● **Extrait choisi**:
Il ne faut pas que la farine soit trop grosse, ni qu'elle soit trop fine; l'un & l'autre excès a ses inconvéniens: trop grosse, le suc ne s'en tire pas facilement; trop fine, on court risque de perdre entierement le brassin; il s'en fait alors une liaison, un mortier que l'eau ne peut pénétrer lorsque la farine est dans la cuve.

De la cuve matiere. Lorsque la farine est faite, on la met dans la cuve appellée communément cuve matiere, Planche V. A. Cette cuve A est de bois; ses douves ont environ deux pouces ou deux pouces & demi d'épaisseur sur quatre à cinq pouces de largeur; sa profondeur est d'environ quatre piés & demi, elle est à deux fonds: celui d'en bas est plein, comme le sont ordinairement tous les fonds de cuve: mais il est surmonté d'un second que l'on appelle faux - fond. Ce faux - fond est composé de planches percées d'une multitude de petits trous faits en cone, ou plus ouverts à la partie inférieure de la planche, qu'à sa partie supérieure. La différence de diametre de ces ouvertures est grande; car à la partie inférieure le trou peut avoir trois quarts de pouce ou environ, & il se trouve réduit à la partie supérieure à une ligne ou environ. Ces planches sont soûtenues au - dessus du premier fond par des patins qui sont attachés sur elles - mêmes; ces patins ont environ deux pouces de hauteur, de façon qu'il se trouve deux pouces d'intervalle entre les deux fonds.

● **Entrées enregistrées**:

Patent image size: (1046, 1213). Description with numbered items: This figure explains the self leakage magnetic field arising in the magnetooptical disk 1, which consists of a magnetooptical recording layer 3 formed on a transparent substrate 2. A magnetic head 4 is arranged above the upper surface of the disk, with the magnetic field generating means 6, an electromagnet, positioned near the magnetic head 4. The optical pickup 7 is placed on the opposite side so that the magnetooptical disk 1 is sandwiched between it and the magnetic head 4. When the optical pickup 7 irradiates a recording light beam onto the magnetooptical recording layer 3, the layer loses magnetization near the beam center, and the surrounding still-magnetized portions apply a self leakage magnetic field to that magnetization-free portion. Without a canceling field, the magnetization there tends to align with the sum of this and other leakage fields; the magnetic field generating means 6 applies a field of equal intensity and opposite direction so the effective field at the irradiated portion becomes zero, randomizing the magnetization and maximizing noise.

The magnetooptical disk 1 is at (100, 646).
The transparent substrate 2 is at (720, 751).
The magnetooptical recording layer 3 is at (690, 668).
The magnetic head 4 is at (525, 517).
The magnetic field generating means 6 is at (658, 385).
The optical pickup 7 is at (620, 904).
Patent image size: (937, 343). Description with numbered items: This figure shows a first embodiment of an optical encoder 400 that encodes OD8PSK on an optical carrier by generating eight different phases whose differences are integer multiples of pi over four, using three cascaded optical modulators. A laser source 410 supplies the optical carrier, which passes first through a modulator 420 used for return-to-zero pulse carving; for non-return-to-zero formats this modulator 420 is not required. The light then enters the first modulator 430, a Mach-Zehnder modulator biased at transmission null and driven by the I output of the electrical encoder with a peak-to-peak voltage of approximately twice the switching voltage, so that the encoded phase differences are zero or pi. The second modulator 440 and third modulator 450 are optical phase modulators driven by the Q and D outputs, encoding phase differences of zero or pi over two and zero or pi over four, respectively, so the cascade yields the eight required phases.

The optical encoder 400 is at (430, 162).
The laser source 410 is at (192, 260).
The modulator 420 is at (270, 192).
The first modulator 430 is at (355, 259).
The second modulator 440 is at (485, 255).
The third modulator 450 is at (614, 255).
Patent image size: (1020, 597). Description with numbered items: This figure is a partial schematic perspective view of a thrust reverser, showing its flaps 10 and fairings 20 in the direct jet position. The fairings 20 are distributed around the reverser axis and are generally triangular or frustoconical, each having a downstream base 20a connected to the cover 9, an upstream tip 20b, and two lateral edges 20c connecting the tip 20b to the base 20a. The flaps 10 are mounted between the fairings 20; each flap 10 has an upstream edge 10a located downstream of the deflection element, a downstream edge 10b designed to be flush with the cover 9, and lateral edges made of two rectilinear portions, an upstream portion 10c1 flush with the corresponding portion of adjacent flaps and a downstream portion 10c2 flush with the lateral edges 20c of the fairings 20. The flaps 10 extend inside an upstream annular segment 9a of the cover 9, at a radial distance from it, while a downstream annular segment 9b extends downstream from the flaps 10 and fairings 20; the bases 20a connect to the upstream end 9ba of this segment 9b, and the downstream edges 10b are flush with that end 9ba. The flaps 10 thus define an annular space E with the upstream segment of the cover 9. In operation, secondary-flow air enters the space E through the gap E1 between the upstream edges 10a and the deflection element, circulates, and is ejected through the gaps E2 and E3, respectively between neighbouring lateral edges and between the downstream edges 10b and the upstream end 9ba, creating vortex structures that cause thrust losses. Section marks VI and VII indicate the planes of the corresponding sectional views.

● **Travail demandé**:
Répondez aux questions suivantes à l'aide de l'extrait sur la cuve matière.
1. Quel risque court-on si la farine est trop fine ?
2. Quelle est la profondeur approximative de la cuve matière ?
3. Quelle hauteur ont les patins qui soutiennent les planches du faux-fond ?

● **Réponse attendue**:
1. On risque de perdre entièrement le brassin, car il se forme un mortier que l'eau ne peut pénétrer.
2. Environ quatre pieds et demi.
3. Environ deux pouces.